• [Brano da leggere]:

________

AUTO DIESEL, VENDENDONE MENO NON CALERANNO LE EMISSIONI DI POLVERI E NOX

La fuga dal motore diesel porterà un beneficio ambientale? Per adesso come sappiamo comporta un danno economico all’Europa, nella misura in cui una sua industria portante, l’auto, perde di competitività verso i costruttori nord-americani e asiatici. La domanda è: ne vale la pena? Meno macchine diesel nuove, Euro 6d, faranno diminuire sensibilmente le emissioni inquinanti, principalmente polveri sottili (PM 10 e 2,5) e ossidi di azoto (NOX)? Stando alle analisi (ormai ce ne sono di varie fonti) sembrerebbe proprio di no, per due motivi. Il primo è che sono i vecchi motori diesel a inquinare, non quelli di ultima generazione.

________

• [Righe del dataset]:
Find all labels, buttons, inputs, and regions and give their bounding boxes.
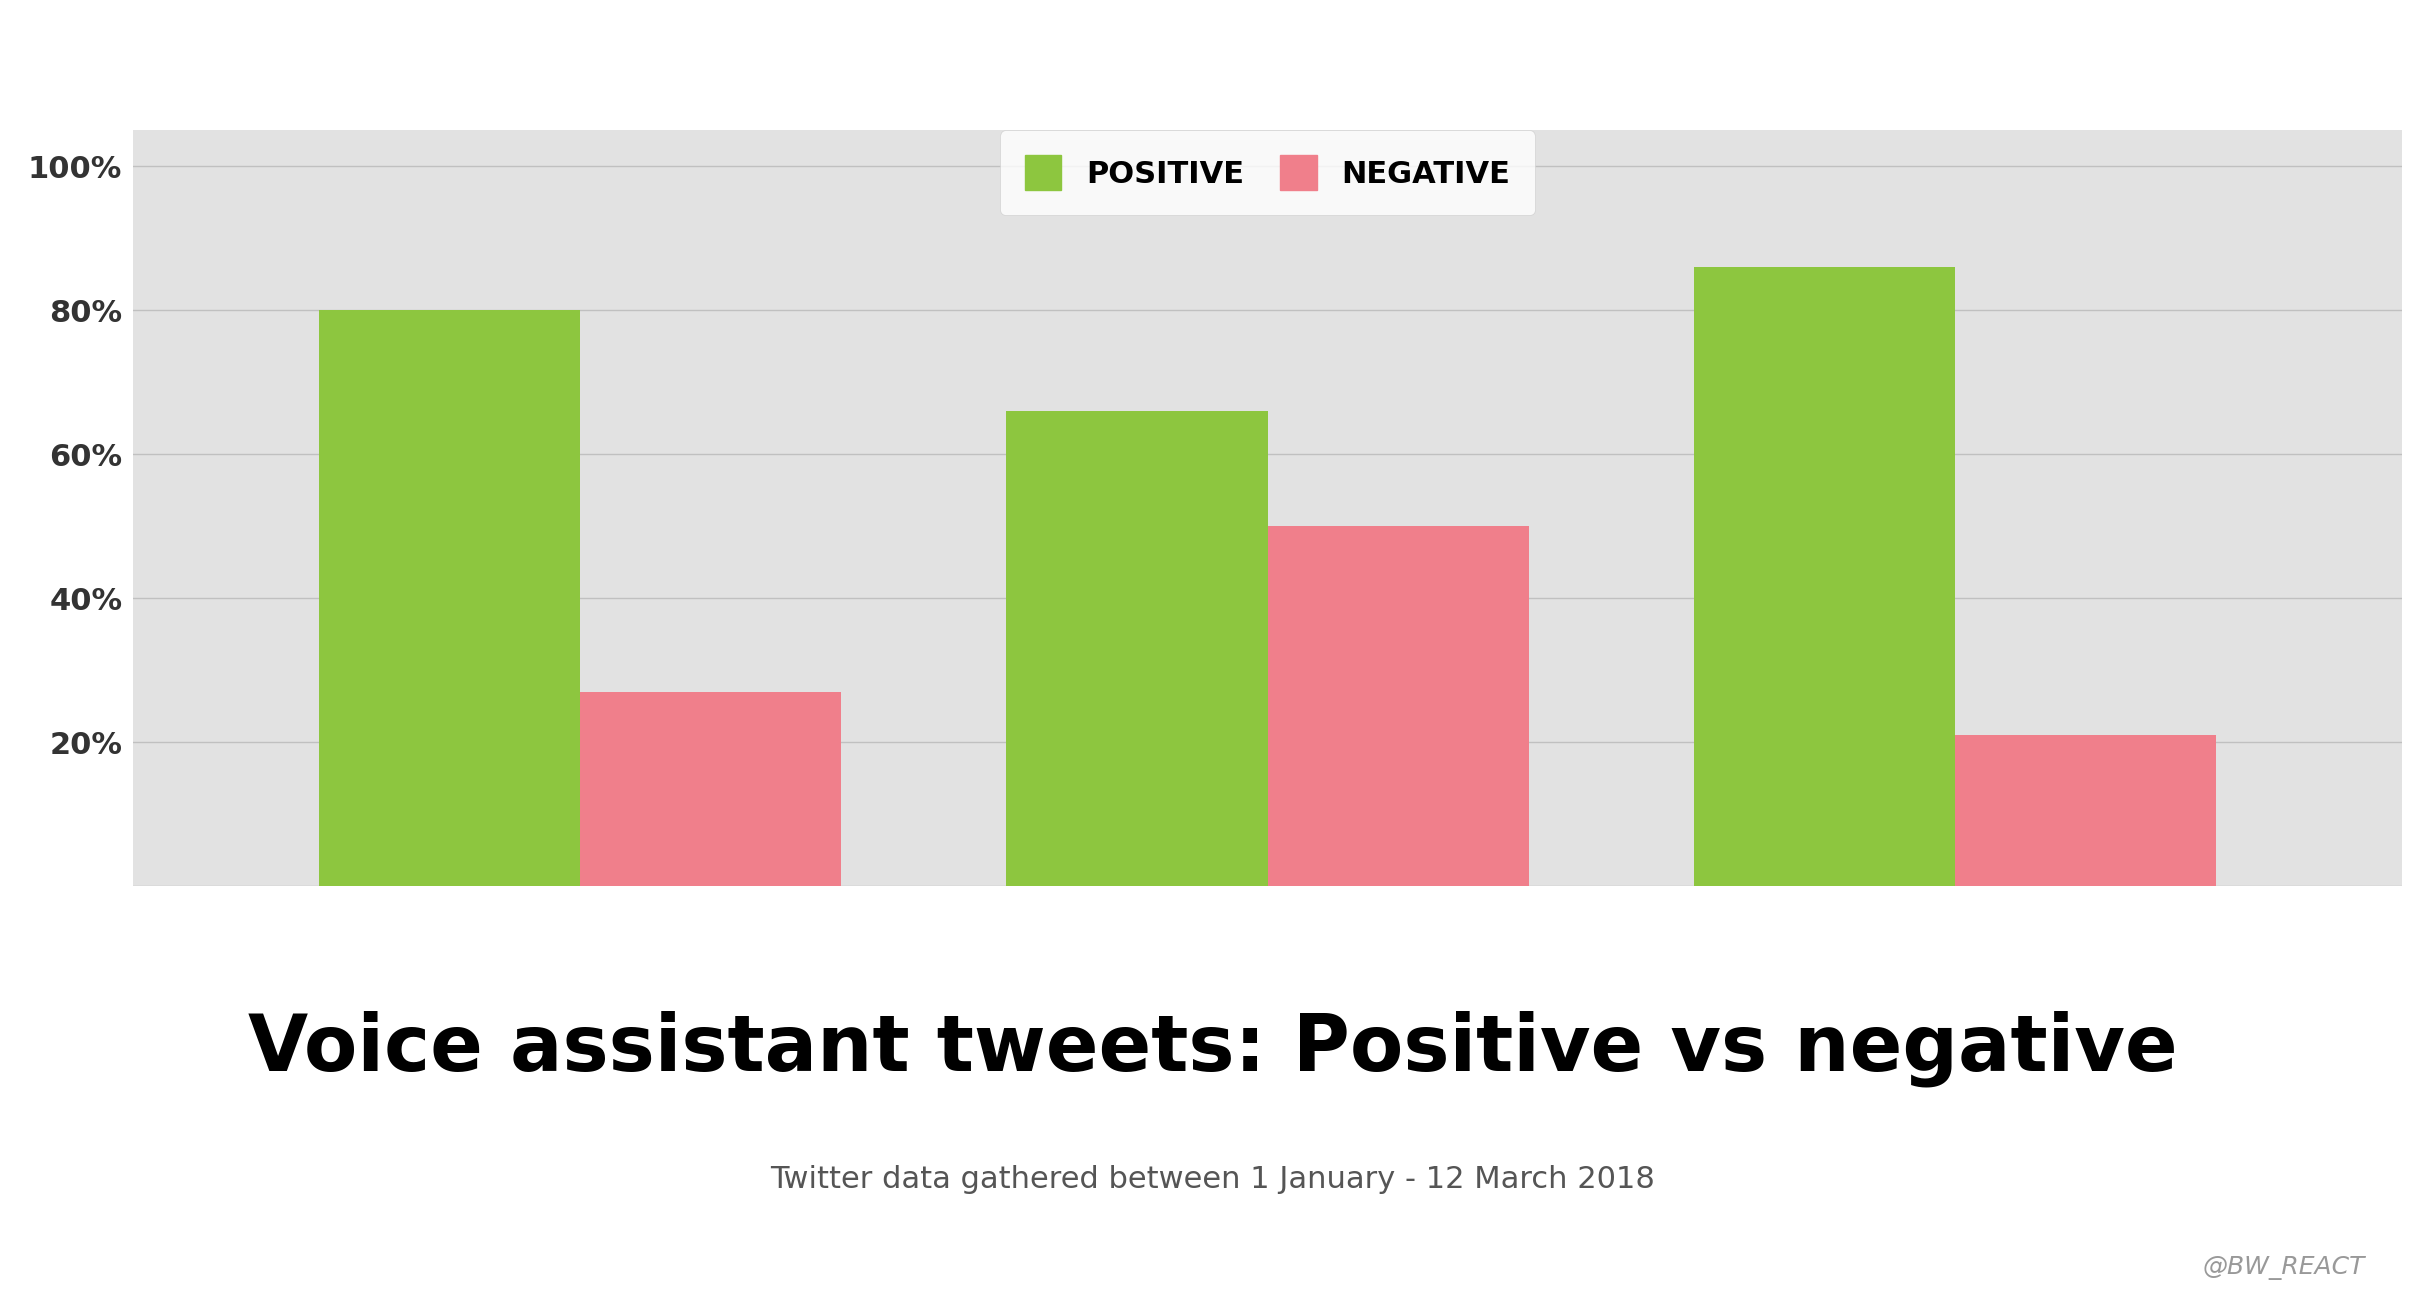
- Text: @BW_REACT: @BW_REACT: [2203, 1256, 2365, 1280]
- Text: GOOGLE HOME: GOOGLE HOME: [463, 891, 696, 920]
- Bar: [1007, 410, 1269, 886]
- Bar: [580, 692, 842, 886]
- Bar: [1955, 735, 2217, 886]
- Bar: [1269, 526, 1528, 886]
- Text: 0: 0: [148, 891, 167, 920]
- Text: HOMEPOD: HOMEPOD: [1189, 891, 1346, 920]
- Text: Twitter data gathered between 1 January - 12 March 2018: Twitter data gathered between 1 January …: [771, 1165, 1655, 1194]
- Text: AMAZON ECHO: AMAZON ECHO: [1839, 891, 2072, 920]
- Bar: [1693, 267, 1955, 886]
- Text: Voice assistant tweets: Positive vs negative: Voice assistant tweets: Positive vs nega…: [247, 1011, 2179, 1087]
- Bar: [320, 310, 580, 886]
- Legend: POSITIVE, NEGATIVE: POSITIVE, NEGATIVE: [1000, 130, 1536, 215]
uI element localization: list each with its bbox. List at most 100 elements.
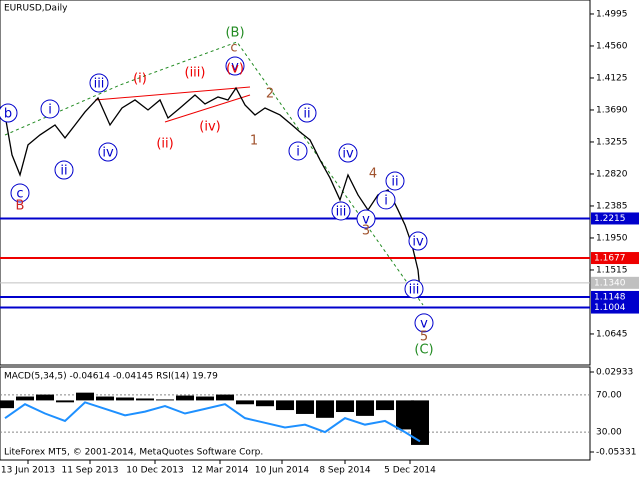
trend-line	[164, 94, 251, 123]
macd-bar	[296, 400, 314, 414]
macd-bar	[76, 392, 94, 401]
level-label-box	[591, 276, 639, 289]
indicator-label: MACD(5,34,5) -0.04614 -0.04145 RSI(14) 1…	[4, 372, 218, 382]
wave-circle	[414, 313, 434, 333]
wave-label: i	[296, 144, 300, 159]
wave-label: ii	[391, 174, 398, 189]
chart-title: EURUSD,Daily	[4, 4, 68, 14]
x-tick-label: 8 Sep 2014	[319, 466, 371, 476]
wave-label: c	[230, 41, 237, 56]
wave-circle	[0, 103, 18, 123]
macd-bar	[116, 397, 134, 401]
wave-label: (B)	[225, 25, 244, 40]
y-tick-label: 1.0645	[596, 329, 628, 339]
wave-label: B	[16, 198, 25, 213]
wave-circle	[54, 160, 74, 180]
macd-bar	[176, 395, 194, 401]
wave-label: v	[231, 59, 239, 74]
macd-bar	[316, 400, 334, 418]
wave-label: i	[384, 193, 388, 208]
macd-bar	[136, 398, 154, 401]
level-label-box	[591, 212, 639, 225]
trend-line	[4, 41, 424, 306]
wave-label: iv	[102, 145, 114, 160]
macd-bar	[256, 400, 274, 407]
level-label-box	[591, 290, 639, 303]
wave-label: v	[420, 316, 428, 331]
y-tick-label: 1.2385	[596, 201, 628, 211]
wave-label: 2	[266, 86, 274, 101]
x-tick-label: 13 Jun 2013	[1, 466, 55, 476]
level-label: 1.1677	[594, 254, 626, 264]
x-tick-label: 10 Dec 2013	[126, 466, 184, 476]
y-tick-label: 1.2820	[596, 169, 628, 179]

________

• [Compiti da svolgere]:
(1) Riscrivi in forma più breve il paragrafo del brano che comincia con «La fuga dal motore diesel», conservandone i fatti principali.
(2) Restituisci dal brano il testo compreso tra «La fuga dal» e «di ultima generazione.», estremi inclusi.

• [Risposte]:
(1) L'abbandono del diesel sta già danneggiando l'economia europea, perché l'industria dell'auto perde competitività rispetto ai costruttori nord-americani e asiatici. Resta da capire se ne valga la pena, cioè se un minor numero di diesel nuovi Euro 6d ridurrà davvero le emissioni di polveri sottili (PM 10 e 2,5) e di ossidi di azoto (NOX). Secondo diverse analisi sembra di no. Innanzitutto, a inquinare sono i vecchi motori diesel, non quelli di ultima generazione.

(2)
La fuga dal motore diesel porterà un beneficio ambientale? Per adesso come sappiamo comporta un danno economico all’Europa, nella misura in cui una sua industria portante, l’auto, perde di competitività verso i costruttori nord-americani e asiatici. La domanda è: ne vale la pena? Meno macchine diesel nuove, Euro 6d, faranno diminuire sensibilmente le emissioni inquinanti, principalmente polveri sottili (PM 10 e 2,5) e ossidi di azoto (NOX)? Stando alle analisi (ormai ce ne sono di varie fonti) sembrerebbe proprio di no, per due motivi. Il primo è che sono i vecchi motori diesel a inquinare, non quelli di ultima generazione.